ENTRIES SUPPLIED.
--- START ---
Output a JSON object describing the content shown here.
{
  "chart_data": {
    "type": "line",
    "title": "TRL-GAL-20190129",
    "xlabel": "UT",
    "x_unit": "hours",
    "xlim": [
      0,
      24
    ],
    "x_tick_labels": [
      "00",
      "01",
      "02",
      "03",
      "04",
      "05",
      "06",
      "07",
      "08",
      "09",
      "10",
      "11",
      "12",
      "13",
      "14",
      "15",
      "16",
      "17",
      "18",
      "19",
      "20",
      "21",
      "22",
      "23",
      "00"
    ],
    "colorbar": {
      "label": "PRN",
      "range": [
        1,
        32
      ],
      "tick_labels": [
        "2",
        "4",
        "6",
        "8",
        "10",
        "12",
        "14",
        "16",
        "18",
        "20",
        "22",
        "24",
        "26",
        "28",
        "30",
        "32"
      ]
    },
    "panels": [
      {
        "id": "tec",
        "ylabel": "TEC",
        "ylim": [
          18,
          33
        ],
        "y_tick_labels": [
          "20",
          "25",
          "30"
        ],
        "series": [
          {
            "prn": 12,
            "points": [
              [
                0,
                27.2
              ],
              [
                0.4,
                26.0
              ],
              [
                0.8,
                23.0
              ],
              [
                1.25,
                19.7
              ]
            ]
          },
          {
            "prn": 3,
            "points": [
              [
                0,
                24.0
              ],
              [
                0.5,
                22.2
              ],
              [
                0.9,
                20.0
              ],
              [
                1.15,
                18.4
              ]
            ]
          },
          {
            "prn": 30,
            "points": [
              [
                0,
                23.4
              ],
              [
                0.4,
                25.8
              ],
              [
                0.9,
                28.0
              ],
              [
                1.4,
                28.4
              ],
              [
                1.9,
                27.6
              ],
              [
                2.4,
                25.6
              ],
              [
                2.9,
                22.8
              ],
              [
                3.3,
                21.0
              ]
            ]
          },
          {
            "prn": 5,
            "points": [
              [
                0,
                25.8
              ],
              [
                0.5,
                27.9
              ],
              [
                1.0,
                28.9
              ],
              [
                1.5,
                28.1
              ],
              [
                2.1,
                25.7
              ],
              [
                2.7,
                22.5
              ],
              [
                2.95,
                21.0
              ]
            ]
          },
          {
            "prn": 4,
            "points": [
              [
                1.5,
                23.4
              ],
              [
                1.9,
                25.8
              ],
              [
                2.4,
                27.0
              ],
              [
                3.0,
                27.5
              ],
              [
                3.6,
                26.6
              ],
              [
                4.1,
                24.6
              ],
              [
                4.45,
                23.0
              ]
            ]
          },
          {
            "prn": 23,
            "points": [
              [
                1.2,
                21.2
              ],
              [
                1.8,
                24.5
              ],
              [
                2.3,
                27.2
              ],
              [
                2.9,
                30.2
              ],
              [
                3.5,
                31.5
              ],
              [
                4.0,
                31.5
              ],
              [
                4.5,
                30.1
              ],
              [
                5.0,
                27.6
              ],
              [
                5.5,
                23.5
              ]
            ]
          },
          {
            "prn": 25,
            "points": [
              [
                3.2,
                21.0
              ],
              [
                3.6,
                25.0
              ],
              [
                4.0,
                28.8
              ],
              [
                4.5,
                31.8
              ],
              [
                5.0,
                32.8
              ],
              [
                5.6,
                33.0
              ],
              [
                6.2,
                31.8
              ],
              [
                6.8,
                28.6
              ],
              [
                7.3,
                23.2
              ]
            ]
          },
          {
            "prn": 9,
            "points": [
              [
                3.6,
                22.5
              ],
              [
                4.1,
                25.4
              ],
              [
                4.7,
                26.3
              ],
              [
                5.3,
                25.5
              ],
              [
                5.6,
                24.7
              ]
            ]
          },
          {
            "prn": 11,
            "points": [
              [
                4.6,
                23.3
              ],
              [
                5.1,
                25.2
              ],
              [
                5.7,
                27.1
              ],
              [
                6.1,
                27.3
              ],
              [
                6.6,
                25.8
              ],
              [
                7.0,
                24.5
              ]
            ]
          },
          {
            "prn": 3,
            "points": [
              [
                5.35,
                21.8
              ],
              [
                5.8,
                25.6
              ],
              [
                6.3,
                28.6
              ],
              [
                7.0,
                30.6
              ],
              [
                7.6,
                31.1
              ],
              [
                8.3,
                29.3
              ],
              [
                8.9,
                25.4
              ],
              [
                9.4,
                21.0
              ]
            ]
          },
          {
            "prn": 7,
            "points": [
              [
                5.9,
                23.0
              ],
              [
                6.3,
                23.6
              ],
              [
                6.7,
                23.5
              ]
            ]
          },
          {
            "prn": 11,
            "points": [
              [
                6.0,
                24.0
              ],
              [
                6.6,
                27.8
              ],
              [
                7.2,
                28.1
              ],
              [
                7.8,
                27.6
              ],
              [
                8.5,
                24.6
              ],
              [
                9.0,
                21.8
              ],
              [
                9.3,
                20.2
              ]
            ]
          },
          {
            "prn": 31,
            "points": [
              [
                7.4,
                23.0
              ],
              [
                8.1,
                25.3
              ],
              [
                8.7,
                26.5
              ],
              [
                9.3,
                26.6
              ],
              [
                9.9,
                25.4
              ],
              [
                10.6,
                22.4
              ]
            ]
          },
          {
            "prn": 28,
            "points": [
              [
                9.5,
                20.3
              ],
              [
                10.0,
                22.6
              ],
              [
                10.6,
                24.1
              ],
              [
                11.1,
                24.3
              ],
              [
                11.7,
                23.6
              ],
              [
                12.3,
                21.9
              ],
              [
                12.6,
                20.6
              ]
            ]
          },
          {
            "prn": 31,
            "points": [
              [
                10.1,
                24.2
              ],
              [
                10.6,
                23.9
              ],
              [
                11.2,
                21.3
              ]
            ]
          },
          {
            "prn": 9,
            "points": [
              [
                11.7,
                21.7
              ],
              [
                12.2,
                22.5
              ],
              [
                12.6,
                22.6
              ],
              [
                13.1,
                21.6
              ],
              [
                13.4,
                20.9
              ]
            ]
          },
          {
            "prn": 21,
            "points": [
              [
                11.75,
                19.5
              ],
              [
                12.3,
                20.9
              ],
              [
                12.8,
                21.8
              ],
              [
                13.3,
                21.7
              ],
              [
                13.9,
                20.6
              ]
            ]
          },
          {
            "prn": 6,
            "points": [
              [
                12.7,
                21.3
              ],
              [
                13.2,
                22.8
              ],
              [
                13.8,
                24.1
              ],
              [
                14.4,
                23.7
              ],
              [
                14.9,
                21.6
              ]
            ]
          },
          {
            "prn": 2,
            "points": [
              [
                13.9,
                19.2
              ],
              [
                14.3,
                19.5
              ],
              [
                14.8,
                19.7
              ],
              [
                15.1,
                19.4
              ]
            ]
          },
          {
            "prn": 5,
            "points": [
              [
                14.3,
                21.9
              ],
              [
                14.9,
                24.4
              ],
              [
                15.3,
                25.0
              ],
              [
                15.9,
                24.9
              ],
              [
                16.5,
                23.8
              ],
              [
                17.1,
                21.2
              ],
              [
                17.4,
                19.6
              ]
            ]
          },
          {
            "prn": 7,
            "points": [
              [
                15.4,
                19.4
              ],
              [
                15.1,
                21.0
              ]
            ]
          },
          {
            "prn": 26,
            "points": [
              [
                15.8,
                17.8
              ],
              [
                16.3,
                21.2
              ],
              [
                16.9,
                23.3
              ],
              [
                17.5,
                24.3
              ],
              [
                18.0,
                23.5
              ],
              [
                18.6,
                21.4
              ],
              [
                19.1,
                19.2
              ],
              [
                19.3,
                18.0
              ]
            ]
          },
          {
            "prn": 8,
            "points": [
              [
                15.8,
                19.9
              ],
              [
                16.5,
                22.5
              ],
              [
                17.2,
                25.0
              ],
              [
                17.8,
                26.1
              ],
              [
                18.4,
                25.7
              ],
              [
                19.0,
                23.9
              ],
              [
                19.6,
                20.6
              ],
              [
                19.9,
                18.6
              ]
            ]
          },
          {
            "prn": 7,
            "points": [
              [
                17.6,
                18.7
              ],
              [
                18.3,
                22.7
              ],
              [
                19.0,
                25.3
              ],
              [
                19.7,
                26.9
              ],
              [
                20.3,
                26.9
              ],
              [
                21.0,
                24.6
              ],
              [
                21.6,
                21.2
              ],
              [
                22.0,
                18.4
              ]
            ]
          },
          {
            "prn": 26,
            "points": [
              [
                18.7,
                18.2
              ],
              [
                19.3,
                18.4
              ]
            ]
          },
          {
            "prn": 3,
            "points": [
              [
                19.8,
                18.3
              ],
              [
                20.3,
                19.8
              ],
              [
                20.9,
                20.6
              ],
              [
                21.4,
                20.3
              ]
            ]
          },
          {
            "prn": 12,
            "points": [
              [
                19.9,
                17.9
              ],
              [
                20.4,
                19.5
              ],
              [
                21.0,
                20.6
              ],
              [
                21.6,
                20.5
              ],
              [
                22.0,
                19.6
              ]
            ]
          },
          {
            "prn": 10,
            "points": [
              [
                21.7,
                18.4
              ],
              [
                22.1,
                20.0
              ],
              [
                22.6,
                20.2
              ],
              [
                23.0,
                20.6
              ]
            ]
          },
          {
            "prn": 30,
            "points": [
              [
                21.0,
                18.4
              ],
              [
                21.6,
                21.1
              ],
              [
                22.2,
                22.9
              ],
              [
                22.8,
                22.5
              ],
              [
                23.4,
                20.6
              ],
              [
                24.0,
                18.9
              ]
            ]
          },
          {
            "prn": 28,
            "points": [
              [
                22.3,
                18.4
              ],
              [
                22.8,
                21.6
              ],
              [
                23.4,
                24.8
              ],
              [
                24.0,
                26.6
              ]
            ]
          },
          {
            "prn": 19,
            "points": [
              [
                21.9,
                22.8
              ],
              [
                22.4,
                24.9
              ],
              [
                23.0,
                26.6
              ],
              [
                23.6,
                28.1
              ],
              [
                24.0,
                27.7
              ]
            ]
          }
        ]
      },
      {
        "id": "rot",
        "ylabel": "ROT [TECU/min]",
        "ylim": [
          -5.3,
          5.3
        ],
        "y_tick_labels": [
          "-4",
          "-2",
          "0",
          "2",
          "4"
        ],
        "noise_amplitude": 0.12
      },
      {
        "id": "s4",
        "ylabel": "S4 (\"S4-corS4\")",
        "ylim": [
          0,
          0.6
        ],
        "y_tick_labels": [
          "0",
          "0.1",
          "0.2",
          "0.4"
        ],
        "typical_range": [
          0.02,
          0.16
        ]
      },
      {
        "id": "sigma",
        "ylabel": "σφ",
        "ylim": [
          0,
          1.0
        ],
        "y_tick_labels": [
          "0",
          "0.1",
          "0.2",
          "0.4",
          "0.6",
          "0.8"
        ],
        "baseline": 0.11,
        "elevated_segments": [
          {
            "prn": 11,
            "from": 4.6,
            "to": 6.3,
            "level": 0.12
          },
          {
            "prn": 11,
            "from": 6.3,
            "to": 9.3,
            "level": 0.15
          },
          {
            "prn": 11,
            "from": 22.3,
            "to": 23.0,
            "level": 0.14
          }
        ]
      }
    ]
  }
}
--- END ---
GIVEN EXERCISE. Scan the lines above for "ylabel", then copy every one that has it.

SOLUTION FOR THIS EXERCISE.
        "ylabel": "TEC",
        "ylabel": "ROT [TECU/min]",
        "ylabel": "S4 (\"S4-corS4\")",
        "ylabel": "σφ",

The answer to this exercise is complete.